RECORDED INFORMATION -
┌────────

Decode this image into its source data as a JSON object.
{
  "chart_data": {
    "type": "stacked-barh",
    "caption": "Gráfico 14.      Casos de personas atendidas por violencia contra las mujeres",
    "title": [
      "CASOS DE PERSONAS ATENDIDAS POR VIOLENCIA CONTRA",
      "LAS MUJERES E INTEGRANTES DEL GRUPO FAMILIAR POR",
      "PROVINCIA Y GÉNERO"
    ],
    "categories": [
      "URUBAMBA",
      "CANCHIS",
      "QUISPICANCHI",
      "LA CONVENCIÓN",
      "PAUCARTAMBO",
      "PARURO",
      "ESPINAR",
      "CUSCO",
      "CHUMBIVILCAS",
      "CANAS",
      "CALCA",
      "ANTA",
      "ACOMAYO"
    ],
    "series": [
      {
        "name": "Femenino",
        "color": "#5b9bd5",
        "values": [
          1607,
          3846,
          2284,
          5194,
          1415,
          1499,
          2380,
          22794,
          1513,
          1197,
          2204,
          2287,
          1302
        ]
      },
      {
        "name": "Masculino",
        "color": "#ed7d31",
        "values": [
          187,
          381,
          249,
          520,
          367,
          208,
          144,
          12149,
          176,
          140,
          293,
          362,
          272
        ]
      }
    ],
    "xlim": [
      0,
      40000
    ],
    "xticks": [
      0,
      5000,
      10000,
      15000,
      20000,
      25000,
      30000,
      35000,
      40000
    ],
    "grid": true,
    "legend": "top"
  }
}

└────────

SET EXERCISE -
Write out the whole listing again. Match it word for word.

EXERCISE SOLUTION -
Decode this image into its source data as a JSON object.
{
  "chart_data": {
    "type": "stacked-barh",
    "caption": "Gráfico 14.      Casos de personas atendidas por violencia contra las mujeres",
    "title": [
      "CASOS DE PERSONAS ATENDIDAS POR VIOLENCIA CONTRA",
      "LAS MUJERES E INTEGRANTES DEL GRUPO FAMILIAR POR",
      "PROVINCIA Y GÉNERO"
    ],
    "categories": [
      "URUBAMBA",
      "CANCHIS",
      "QUISPICANCHI",
      "LA CONVENCIÓN",
      "PAUCARTAMBO",
      "PARURO",
      "ESPINAR",
      "CUSCO",
      "CHUMBIVILCAS",
      "CANAS",
      "CALCA",
      "ANTA",
      "ACOMAYO"
    ],
    "series": [
      {
        "name": "Femenino",
        "color": "#5b9bd5",
        "values": [
          1607,
          3846,
          2284,
          5194,
          1415,
          1499,
          2380,
          22794,
          1513,
          1197,
          2204,
          2287,
          1302
        ]
      },
      {
        "name": "Masculino",
        "color": "#ed7d31",
        "values": [
          187,
          381,
          249,
          520,
          367,
          208,
          144,
          12149,
          176,
          140,
          293,
          362,
          272
        ]
      }
    ],
    "xlim": [
      0,
      40000
    ],
    "xticks": [
      0,
      5000,
      10000,
      15000,
      20000,
      25000,
      30000,
      35000,
      40000
    ],
    "grid": true,
    "legend": "top"
  }
}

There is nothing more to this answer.